* Start *

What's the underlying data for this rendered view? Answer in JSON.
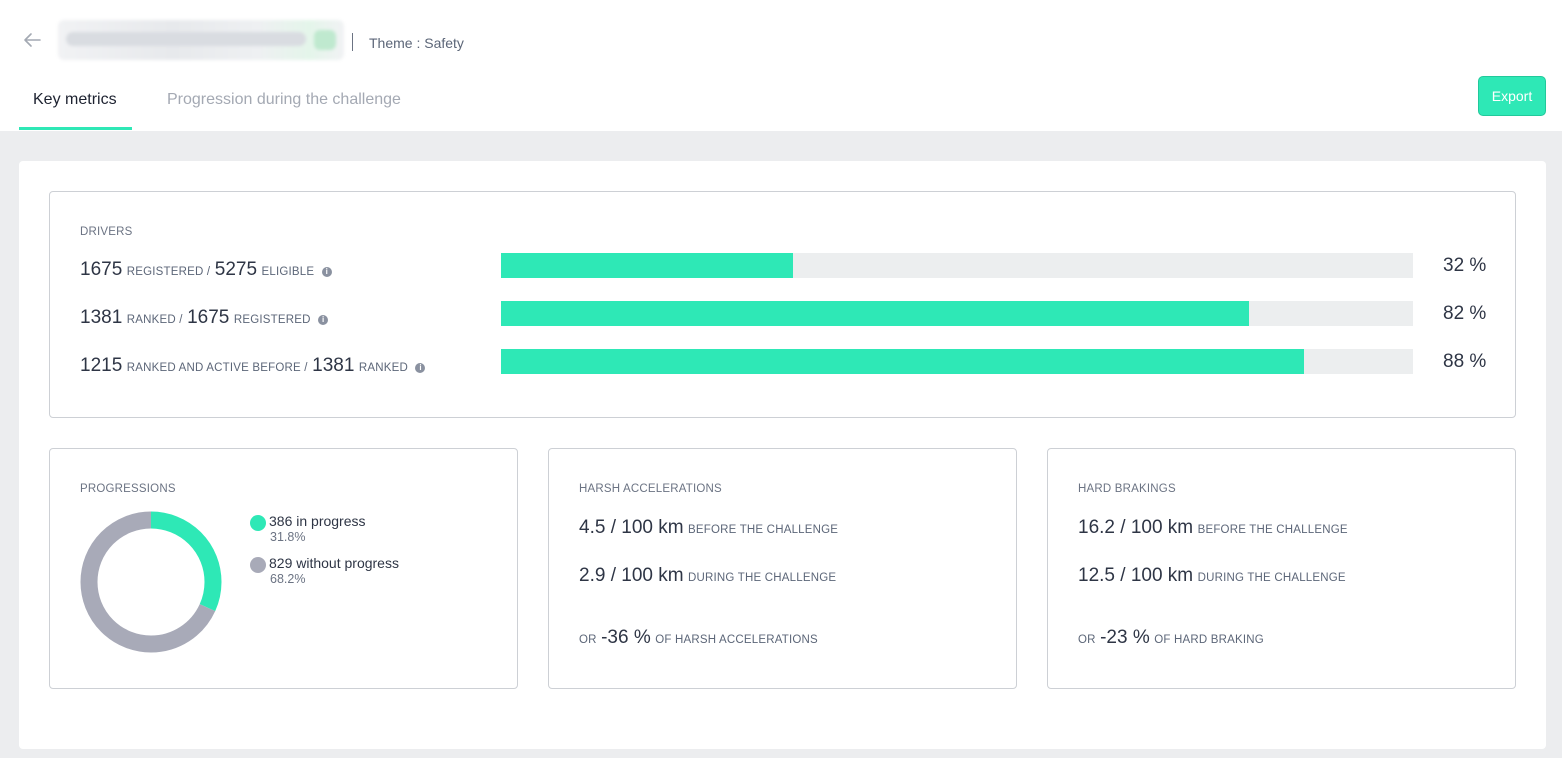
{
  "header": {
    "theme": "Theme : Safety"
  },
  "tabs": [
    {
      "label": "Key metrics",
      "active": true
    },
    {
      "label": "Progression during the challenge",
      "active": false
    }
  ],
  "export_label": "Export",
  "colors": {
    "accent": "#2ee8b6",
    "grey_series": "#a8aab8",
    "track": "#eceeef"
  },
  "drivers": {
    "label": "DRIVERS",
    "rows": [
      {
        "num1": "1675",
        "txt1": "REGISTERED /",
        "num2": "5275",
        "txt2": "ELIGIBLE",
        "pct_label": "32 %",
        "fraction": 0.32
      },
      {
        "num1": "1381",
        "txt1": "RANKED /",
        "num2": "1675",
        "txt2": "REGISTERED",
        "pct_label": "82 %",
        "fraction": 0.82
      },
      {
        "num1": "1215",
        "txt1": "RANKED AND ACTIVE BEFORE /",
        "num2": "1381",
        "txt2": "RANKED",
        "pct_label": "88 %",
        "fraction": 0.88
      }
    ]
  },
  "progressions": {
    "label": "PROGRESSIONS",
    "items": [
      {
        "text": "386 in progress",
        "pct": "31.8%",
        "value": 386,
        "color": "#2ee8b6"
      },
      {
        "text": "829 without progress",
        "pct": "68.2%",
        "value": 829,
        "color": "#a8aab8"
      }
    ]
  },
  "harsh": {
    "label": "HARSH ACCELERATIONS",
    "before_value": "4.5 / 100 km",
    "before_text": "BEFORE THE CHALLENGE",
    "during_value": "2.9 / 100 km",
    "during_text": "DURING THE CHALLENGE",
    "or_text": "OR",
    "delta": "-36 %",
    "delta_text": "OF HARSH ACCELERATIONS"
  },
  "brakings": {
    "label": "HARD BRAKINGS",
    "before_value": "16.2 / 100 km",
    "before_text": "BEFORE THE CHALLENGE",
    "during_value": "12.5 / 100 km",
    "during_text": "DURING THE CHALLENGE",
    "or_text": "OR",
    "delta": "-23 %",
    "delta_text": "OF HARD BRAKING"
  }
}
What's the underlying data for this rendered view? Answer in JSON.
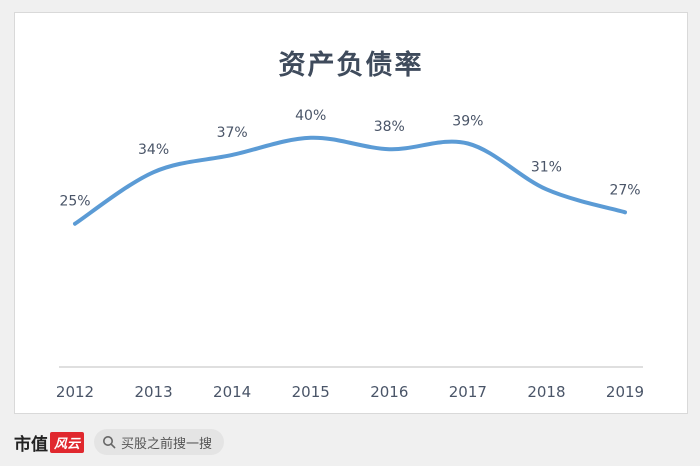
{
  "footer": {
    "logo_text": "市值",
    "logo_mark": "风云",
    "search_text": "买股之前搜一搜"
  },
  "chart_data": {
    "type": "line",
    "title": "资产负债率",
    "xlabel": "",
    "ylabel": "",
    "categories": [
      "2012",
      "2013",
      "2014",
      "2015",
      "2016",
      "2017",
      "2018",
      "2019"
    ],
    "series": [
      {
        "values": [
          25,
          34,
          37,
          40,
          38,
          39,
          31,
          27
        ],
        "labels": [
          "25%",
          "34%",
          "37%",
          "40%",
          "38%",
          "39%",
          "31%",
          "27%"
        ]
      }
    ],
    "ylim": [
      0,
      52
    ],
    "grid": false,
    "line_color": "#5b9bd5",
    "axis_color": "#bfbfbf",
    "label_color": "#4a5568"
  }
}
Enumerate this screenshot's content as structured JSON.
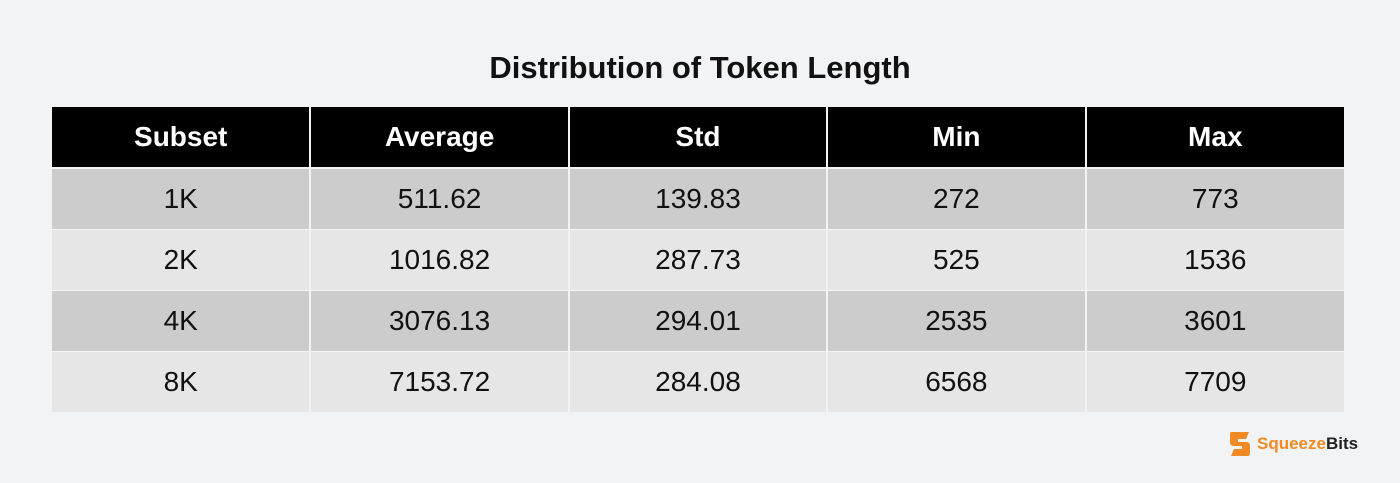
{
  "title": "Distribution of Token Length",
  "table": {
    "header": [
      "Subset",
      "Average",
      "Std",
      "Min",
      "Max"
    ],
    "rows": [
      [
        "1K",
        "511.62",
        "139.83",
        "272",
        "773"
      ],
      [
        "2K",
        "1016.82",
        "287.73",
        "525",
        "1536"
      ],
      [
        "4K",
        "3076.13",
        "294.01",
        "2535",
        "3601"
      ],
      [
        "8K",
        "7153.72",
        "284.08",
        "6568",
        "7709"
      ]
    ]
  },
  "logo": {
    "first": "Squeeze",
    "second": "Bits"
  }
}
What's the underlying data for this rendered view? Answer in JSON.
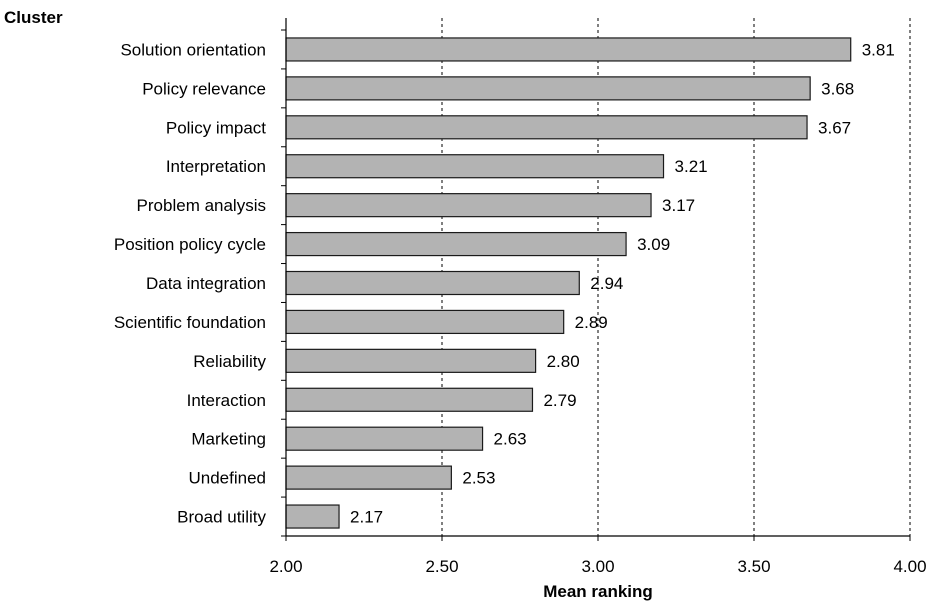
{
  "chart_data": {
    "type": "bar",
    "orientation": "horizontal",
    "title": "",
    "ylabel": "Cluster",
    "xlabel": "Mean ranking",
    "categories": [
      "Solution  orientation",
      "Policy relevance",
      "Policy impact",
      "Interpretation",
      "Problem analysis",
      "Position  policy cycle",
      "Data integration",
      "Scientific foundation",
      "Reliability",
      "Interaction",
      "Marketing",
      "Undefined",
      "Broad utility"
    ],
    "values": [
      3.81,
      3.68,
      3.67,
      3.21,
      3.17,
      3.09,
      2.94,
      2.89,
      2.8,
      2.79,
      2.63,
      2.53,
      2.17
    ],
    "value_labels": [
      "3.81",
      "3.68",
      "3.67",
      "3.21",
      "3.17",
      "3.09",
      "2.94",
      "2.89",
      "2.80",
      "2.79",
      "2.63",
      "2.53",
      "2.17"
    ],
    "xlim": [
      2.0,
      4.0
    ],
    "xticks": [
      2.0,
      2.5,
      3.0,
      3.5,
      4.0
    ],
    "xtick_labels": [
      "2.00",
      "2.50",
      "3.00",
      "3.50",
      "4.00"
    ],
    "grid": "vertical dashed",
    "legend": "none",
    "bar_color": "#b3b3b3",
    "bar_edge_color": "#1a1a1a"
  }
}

* End *

**Given request:** Drop the images and quote the entries word for word.

**Solution to the problem:**
What's the underlying data for this rendered view? Answer in JSON.
{
  "header": {
    "theme": "Theme : Safety"
  },
  "tabs": [
    {
      "label": "Key metrics",
      "active": true
    },
    {
      "label": "Progression during the challenge",
      "active": false
    }
  ],
  "export_label": "Export",
  "colors": {
    "accent": "#2ee8b6",
    "grey_series": "#a8aab8",
    "track": "#eceeef"
  },
  "drivers": {
    "label": "DRIVERS",
    "rows": [
      {
        "num1": "1675",
        "txt1": "REGISTERED /",
        "num2": "5275",
        "txt2": "ELIGIBLE",
        "pct_label": "32 %",
        "fraction": 0.32
      },
      {
        "num1": "1381",
        "txt1": "RANKED /",
        "num2": "1675",
        "txt2": "REGISTERED",
        "pct_label": "82 %",
        "fraction": 0.82
      },
      {
        "num1": "1215",
        "txt1": "RANKED AND ACTIVE BEFORE /",
        "num2": "1381",
        "txt2": "RANKED",
        "pct_label": "88 %",
        "fraction": 0.88
      }
    ]
  },
  "progressions": {
    "label": "PROGRESSIONS",
    "items": [
      {
        "text": "386 in progress",
        "pct": "31.8%",
        "value": 386,
        "color": "#2ee8b6"
      },
      {
        "text": "829 without progress",
        "pct": "68.2%",
        "value": 829,
        "color": "#a8aab8"
      }
    ]
  },
  "harsh": {
    "label": "HARSH ACCELERATIONS",
    "before_value": "4.5 / 100 km",
    "before_text": "BEFORE THE CHALLENGE",
    "during_value": "2.9 / 100 km",
    "during_text": "DURING THE CHALLENGE",
    "or_text": "OR",
    "delta": "-36 %",
    "delta_text": "OF HARSH ACCELERATIONS"
  },
  "brakings": {
    "label": "HARD BRAKINGS",
    "before_value": "16.2 / 100 km",
    "before_text": "BEFORE THE CHALLENGE",
    "during_value": "12.5 / 100 km",
    "during_text": "DURING THE CHALLENGE",
    "or_text": "OR",
    "delta": "-23 %",
    "delta_text": "OF HARD BRAKING"
  }
}
What's the underlying data for this rendered view? Answer in JSON.
{
  "footer": {
    "logo_text": "市值",
    "logo_mark": "风云",
    "search_text": "买股之前搜一搜"
  },
  "chart_data": {
    "type": "line",
    "title": "资产负债率",
    "xlabel": "",
    "ylabel": "",
    "categories": [
      "2012",
      "2013",
      "2014",
      "2015",
      "2016",
      "2017",
      "2018",
      "2019"
    ],
    "series": [
      {
        "values": [
          25,
          34,
          37,
          40,
          38,
          39,
          31,
          27
        ],
        "labels": [
          "25%",
          "34%",
          "37%",
          "40%",
          "38%",
          "39%",
          "31%",
          "27%"
        ]
      }
    ],
    "ylim": [
      0,
      52
    ],
    "grid": false,
    "line_color": "#5b9bd5",
    "axis_color": "#bfbfbf",
    "label_color": "#4a5568"
  }
}
Enumerate this screenshot's content as structured JSON.
{
  "title": "Distribution of Token Length",
  "table": {
    "header": [
      "Subset",
      "Average",
      "Std",
      "Min",
      "Max"
    ],
    "rows": [
      [
        "1K",
        "511.62",
        "139.83",
        "272",
        "773"
      ],
      [
        "2K",
        "1016.82",
        "287.73",
        "525",
        "1536"
      ],
      [
        "4K",
        "3076.13",
        "294.01",
        "2535",
        "3601"
      ],
      [
        "8K",
        "7153.72",
        "284.08",
        "6568",
        "7709"
      ]
    ]
  },
  "logo": {
    "first": "Squeeze",
    "second": "Bits"
  }
}
What's the underlying data for this rendered view? Answer in JSON.
{
  "chart_data": {
    "type": "bar",
    "orientation": "horizontal",
    "title": "",
    "ylabel": "Cluster",
    "xlabel": "Mean ranking",
    "categories": [
      "Solution  orientation",
      "Policy relevance",
      "Policy impact",
      "Interpretation",
      "Problem analysis",
      "Position  policy cycle",
      "Data integration",
      "Scientific foundation",
      "Reliability",
      "Interaction",
      "Marketing",
      "Undefined",
      "Broad utility"
    ],
    "values": [
      3.81,
      3.68,
      3.67,
      3.21,
      3.17,
      3.09,
      2.94,
      2.89,
      2.8,
      2.79,
      2.63,
      2.53,
      2.17
    ],
    "value_labels": [
      "3.81",
      "3.68",
      "3.67",
      "3.21",
      "3.17",
      "3.09",
      "2.94",
      "2.89",
      "2.80",
      "2.79",
      "2.63",
      "2.53",
      "2.17"
    ],
    "xlim": [
      2.0,
      4.0
    ],
    "xticks": [
      2.0,
      2.5,
      3.0,
      3.5,
      4.0
    ],
    "xtick_labels": [
      "2.00",
      "2.50",
      "3.00",
      "3.50",
      "4.00"
    ],
    "grid": "vertical dashed",
    "legend": "none",
    "bar_color": "#b3b3b3",
    "bar_edge_color": "#1a1a1a"
  }
}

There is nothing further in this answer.